[Extracted records]
--- Start ---

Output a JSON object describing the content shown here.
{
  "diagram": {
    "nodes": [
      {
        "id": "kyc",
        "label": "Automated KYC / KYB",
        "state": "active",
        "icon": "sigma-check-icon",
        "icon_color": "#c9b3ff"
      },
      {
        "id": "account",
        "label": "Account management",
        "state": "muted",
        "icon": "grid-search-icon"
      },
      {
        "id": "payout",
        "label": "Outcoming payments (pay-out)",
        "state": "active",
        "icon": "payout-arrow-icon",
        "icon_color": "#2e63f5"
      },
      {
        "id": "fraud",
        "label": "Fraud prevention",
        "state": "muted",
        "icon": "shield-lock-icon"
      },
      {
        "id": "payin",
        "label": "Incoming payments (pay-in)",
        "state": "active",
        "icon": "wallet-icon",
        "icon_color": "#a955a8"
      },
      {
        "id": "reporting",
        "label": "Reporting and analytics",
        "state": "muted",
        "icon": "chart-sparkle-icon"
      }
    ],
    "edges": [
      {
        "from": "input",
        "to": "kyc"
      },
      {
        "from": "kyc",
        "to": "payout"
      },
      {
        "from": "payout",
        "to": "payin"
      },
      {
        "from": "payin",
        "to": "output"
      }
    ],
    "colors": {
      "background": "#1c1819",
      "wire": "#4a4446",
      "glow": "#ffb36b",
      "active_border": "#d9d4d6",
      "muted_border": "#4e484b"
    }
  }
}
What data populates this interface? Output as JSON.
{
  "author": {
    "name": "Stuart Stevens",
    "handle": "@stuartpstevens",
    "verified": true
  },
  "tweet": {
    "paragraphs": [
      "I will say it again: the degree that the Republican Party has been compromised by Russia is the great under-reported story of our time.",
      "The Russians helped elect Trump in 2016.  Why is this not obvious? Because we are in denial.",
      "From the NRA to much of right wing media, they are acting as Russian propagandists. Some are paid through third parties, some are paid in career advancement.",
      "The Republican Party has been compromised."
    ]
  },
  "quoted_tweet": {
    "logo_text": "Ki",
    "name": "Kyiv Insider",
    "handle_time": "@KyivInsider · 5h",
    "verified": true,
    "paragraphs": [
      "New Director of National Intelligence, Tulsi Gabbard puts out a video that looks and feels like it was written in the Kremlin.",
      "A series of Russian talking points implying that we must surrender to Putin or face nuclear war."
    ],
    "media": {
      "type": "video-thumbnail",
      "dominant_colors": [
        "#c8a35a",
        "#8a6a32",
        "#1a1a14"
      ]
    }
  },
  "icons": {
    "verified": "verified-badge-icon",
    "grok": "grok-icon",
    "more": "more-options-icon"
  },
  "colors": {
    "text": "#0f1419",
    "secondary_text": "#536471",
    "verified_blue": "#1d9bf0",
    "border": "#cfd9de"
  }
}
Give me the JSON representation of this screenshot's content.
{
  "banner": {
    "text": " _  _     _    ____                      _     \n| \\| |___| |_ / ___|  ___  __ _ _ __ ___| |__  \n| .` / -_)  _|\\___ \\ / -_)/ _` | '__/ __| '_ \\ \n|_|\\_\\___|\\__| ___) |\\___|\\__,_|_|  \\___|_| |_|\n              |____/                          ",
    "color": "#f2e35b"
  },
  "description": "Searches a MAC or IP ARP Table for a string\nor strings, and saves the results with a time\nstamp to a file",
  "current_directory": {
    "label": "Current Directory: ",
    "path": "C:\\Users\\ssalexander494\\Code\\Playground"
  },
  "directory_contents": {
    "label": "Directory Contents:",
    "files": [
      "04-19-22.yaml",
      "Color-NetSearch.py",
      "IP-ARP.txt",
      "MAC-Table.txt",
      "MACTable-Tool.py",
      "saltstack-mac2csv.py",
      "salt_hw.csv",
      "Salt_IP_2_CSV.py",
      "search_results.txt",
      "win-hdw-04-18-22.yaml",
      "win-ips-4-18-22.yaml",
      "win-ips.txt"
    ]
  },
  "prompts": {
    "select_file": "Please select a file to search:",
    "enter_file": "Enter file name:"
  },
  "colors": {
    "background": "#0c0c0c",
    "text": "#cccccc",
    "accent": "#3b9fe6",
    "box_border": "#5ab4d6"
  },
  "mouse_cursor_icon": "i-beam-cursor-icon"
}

--- End ---

(AIM) Pick out each line in the material containing "Republican".

(FINISHED EXERCISE)
      "I will say it again: the degree that the Republican Party has been compromised by Russia is the great under-reported story of our time.",
      "The Republican Party has been compromised."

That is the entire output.